* begin EXCERPTED RECORDS *

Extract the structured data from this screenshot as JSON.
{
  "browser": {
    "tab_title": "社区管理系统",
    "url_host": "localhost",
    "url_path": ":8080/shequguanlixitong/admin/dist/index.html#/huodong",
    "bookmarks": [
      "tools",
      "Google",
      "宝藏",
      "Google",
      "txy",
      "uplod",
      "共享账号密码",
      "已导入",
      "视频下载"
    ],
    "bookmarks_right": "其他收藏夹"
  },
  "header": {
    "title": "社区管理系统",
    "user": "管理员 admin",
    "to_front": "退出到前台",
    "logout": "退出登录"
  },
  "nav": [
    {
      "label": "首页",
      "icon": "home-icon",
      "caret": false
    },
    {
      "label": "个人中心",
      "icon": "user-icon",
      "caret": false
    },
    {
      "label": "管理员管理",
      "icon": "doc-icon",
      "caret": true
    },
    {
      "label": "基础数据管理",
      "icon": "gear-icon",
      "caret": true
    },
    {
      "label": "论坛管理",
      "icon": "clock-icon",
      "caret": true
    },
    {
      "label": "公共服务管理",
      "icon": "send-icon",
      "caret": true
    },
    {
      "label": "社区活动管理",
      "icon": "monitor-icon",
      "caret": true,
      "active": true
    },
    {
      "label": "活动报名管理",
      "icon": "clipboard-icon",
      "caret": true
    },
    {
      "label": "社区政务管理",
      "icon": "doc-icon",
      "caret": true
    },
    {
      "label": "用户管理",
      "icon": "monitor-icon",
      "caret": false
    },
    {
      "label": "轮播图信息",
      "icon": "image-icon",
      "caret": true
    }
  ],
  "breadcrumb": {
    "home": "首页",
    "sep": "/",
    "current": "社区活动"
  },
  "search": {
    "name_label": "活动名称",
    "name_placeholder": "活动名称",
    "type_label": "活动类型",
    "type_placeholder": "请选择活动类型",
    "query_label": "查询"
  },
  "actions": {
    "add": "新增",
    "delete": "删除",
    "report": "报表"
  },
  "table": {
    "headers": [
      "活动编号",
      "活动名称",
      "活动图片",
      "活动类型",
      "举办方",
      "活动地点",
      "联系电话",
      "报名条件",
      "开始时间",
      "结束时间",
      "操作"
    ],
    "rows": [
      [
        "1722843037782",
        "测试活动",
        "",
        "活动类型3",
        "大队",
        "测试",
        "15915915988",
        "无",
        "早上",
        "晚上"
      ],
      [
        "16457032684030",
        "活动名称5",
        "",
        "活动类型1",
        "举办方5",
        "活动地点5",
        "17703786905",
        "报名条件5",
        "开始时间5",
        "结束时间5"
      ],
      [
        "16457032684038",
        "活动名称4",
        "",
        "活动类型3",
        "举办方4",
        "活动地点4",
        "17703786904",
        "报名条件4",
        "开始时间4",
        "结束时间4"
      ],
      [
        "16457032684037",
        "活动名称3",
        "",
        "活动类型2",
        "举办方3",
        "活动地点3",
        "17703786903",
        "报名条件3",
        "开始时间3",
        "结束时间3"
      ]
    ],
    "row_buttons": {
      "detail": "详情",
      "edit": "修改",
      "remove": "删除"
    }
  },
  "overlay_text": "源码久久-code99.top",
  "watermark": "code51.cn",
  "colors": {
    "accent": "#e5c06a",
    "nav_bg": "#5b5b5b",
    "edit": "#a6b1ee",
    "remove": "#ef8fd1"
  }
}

* end EXCERPTED RECORDS *

WHAT IS NEEDED: Exact output of every entry is required.

ANSWER TO THE PROBLEM:
Extract the structured data from this screenshot as JSON.
{
  "browser": {
    "tab_title": "社区管理系统",
    "url_host": "localhost",
    "url_path": ":8080/shequguanlixitong/admin/dist/index.html#/huodong",
    "bookmarks": [
      "tools",
      "Google",
      "宝藏",
      "Google",
      "txy",
      "uplod",
      "共享账号密码",
      "已导入",
      "视频下载"
    ],
    "bookmarks_right": "其他收藏夹"
  },
  "header": {
    "title": "社区管理系统",
    "user": "管理员 admin",
    "to_front": "退出到前台",
    "logout": "退出登录"
  },
  "nav": [
    {
      "label": "首页",
      "icon": "home-icon",
      "caret": false
    },
    {
      "label": "个人中心",
      "icon": "user-icon",
      "caret": false
    },
    {
      "label": "管理员管理",
      "icon": "doc-icon",
      "caret": true
    },
    {
      "label": "基础数据管理",
      "icon": "gear-icon",
      "caret": true
    },
    {
      "label": "论坛管理",
      "icon": "clock-icon",
      "caret": true
    },
    {
      "label": "公共服务管理",
      "icon": "send-icon",
      "caret": true
    },
    {
      "label": "社区活动管理",
      "icon": "monitor-icon",
      "caret": true,
      "active": true
    },
    {
      "label": "活动报名管理",
      "icon": "clipboard-icon",
      "caret": true
    },
    {
      "label": "社区政务管理",
      "icon": "doc-icon",
      "caret": true
    },
    {
      "label": "用户管理",
      "icon": "monitor-icon",
      "caret": false
    },
    {
      "label": "轮播图信息",
      "icon": "image-icon",
      "caret": true
    }
  ],
  "breadcrumb": {
    "home": "首页",
    "sep": "/",
    "current": "社区活动"
  },
  "search": {
    "name_label": "活动名称",
    "name_placeholder": "活动名称",
    "type_label": "活动类型",
    "type_placeholder": "请选择活动类型",
    "query_label": "查询"
  },
  "actions": {
    "add": "新增",
    "delete": "删除",
    "report": "报表"
  },
  "table": {
    "headers": [
      "活动编号",
      "活动名称",
      "活动图片",
      "活动类型",
      "举办方",
      "活动地点",
      "联系电话",
      "报名条件",
      "开始时间",
      "结束时间",
      "操作"
    ],
    "rows": [
      [
        "1722843037782",
        "测试活动",
        "",
        "活动类型3",
        "大队",
        "测试",
        "15915915988",
        "无",
        "早上",
        "晚上"
      ],
      [
        "16457032684030",
        "活动名称5",
        "",
        "活动类型1",
        "举办方5",
        "活动地点5",
        "17703786905",
        "报名条件5",
        "开始时间5",
        "结束时间5"
      ],
      [
        "16457032684038",
        "活动名称4",
        "",
        "活动类型3",
        "举办方4",
        "活动地点4",
        "17703786904",
        "报名条件4",
        "开始时间4",
        "结束时间4"
      ],
      [
        "16457032684037",
        "活动名称3",
        "",
        "活动类型2",
        "举办方3",
        "活动地点3",
        "17703786903",
        "报名条件3",
        "开始时间3",
        "结束时间3"
      ]
    ],
    "row_buttons": {
      "detail": "详情",
      "edit": "修改",
      "remove": "删除"
    }
  },
  "overlay_text": "源码久久-code99.top",
  "watermark": "code51.cn",
  "colors": {
    "accent": "#e5c06a",
    "nav_bg": "#5b5b5b",
    "edit": "#a6b1ee",
    "remove": "#ef8fd1"
  }
}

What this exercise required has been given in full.